What needs to be done
Set down, without alteration, the lines from the one that contains "Extract all readable text from this page." through the final line of the material below.
========
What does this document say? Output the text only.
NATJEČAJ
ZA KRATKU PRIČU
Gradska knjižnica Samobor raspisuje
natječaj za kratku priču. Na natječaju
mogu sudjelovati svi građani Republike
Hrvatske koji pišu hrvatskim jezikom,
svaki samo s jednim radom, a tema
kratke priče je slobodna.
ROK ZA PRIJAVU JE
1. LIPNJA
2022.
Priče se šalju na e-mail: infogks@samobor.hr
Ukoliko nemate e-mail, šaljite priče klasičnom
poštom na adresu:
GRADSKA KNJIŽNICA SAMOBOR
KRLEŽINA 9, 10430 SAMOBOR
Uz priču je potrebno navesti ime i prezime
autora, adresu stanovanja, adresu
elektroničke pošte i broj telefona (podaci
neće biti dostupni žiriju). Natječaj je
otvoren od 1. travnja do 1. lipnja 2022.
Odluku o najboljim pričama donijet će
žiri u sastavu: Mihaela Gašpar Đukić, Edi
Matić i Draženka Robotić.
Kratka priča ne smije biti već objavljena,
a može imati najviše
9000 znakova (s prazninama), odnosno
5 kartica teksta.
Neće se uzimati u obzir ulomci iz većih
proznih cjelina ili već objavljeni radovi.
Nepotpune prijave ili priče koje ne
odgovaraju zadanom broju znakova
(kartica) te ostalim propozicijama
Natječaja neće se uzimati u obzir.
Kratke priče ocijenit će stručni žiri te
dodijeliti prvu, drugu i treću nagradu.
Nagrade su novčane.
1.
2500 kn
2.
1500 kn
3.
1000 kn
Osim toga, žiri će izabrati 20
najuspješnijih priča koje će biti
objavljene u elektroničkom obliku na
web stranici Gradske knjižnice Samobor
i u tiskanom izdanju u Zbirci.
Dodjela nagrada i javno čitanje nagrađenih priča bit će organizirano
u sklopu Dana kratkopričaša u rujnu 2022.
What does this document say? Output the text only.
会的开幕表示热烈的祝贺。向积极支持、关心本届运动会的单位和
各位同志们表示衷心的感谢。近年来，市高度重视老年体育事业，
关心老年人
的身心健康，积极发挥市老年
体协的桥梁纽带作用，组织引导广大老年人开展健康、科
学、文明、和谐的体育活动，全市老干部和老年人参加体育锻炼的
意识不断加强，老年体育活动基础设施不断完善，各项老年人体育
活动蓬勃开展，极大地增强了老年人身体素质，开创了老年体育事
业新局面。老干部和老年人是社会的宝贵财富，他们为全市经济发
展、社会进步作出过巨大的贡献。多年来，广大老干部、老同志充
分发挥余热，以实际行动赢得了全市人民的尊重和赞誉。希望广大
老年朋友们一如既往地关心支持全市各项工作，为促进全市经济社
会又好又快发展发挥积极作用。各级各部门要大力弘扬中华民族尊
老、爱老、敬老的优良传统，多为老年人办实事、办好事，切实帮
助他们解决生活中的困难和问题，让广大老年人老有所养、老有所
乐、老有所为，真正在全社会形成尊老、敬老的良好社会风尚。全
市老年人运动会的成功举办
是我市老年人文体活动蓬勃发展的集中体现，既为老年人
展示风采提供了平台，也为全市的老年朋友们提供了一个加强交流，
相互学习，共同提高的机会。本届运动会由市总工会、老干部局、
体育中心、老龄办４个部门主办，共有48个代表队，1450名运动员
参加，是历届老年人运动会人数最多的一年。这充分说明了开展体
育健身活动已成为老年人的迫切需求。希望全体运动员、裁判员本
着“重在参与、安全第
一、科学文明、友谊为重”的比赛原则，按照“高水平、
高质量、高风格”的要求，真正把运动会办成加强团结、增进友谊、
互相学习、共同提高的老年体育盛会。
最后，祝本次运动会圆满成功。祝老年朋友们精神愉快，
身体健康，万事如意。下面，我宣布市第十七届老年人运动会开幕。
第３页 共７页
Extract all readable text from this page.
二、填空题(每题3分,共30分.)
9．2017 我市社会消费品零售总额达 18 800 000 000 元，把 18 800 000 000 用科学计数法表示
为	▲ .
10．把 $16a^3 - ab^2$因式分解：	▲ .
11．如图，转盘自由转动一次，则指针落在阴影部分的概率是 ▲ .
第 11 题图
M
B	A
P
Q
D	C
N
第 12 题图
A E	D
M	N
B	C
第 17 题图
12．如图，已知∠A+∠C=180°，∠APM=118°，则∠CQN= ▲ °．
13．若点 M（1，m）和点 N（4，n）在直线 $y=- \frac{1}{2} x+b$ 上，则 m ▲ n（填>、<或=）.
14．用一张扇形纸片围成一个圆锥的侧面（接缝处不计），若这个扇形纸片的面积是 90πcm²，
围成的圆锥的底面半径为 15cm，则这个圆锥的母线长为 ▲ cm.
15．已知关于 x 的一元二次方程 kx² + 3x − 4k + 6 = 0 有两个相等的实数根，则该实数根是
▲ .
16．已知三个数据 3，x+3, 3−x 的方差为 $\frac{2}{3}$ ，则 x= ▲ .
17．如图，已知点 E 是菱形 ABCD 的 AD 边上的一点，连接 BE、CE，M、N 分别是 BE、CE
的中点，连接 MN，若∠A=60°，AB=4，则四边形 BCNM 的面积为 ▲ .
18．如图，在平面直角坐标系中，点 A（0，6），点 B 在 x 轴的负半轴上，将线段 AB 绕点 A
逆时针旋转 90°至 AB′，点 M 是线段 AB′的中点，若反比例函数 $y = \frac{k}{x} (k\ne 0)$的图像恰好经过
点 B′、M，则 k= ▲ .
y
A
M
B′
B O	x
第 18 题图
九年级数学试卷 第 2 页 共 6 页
========
Full solution
Extract all readable text from this page.
二、填空题(每题3分,共30分.)
9．2017 我市社会消费品零售总额达 18 800 000 000 元，把 18 800 000 000 用科学计数法表示
为	▲ .
10．把 $16a^3 - ab^2$因式分解：	▲ .
11．如图，转盘自由转动一次，则指针落在阴影部分的概率是 ▲ .
第 11 题图
M
B	A
P
Q
D	C
N
第 12 题图
A E	D
M	N
B	C
第 17 题图
12．如图，已知∠A+∠C=180°，∠APM=118°，则∠CQN= ▲ °．
13．若点 M（1，m）和点 N（4，n）在直线 $y=- \frac{1}{2} x+b$ 上，则 m ▲ n（填>、<或=）.
14．用一张扇形纸片围成一个圆锥的侧面（接缝处不计），若这个扇形纸片的面积是 90πcm²，
围成的圆锥的底面半径为 15cm，则这个圆锥的母线长为 ▲ cm.
15．已知关于 x 的一元二次方程 kx² + 3x − 4k + 6 = 0 有两个相等的实数根，则该实数根是
▲ .
16．已知三个数据 3，x+3, 3−x 的方差为 $\frac{2}{3}$ ，则 x= ▲ .
17．如图，已知点 E 是菱形 ABCD 的 AD 边上的一点，连接 BE、CE，M、N 分别是 BE、CE
的中点，连接 MN，若∠A=60°，AB=4，则四边形 BCNM 的面积为 ▲ .
18．如图，在平面直角坐标系中，点 A（0，6），点 B 在 x 轴的负半轴上，将线段 AB 绕点 A
逆时针旋转 90°至 AB′，点 M 是线段 AB′的中点，若反比例函数 $y = \frac{k}{x} (k\ne 0)$的图像恰好经过
点 B′、M，则 k= ▲ .
y
A
M
B′
B O	x
第 18 题图
九年级数学试卷 第 2 页 共 6 页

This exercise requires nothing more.